Work instructions: Look through the entries below and report how many lines hold the string "리모델링". Only the number is wanted.

-.-.-

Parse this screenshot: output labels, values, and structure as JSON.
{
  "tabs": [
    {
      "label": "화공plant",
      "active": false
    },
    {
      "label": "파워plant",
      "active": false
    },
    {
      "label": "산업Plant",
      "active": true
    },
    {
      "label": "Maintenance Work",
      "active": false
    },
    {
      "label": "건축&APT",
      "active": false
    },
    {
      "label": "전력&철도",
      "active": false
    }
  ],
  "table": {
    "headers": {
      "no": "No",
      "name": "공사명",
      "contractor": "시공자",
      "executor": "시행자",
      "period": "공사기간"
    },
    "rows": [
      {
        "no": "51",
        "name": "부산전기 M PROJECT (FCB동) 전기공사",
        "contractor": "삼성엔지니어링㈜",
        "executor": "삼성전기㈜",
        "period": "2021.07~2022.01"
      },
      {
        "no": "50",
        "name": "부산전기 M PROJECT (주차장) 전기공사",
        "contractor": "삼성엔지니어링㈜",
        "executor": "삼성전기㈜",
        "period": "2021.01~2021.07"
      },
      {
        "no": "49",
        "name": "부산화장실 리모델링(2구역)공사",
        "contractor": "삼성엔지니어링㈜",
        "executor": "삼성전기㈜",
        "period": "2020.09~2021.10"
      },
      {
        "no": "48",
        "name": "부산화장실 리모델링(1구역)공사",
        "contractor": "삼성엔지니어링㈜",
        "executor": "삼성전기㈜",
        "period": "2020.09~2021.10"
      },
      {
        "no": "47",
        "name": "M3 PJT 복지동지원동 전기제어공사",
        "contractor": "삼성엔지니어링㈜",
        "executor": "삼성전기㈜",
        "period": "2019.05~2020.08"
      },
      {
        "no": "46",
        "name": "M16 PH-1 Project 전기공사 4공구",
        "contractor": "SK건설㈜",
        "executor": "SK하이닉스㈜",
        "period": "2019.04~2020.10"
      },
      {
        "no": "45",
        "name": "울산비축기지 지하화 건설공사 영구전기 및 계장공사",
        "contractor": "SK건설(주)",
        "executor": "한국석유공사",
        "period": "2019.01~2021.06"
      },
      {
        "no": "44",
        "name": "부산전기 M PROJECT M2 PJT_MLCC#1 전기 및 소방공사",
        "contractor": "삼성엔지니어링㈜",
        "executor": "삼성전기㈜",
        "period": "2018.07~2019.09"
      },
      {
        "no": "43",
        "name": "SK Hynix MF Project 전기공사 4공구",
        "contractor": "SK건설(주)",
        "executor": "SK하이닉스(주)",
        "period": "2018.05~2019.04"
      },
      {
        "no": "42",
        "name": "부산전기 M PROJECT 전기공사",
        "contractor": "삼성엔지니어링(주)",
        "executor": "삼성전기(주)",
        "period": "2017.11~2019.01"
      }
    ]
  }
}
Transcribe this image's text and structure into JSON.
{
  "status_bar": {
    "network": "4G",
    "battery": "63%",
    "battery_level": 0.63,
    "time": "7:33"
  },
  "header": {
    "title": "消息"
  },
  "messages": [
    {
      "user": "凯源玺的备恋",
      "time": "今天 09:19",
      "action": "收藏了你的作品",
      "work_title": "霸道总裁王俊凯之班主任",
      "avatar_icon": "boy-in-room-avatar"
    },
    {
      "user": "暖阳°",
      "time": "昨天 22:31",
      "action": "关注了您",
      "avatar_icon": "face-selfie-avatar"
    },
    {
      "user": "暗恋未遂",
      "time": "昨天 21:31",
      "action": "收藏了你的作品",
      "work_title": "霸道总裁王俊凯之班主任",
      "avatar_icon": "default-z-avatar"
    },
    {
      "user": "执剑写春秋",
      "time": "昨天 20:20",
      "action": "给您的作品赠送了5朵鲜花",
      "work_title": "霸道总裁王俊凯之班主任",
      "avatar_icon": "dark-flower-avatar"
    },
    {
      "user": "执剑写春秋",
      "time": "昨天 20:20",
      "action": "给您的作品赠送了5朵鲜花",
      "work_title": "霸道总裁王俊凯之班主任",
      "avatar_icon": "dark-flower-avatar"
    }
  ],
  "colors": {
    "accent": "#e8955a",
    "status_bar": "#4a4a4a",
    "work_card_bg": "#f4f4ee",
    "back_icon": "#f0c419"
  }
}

-.-.-

Completed exercise: 2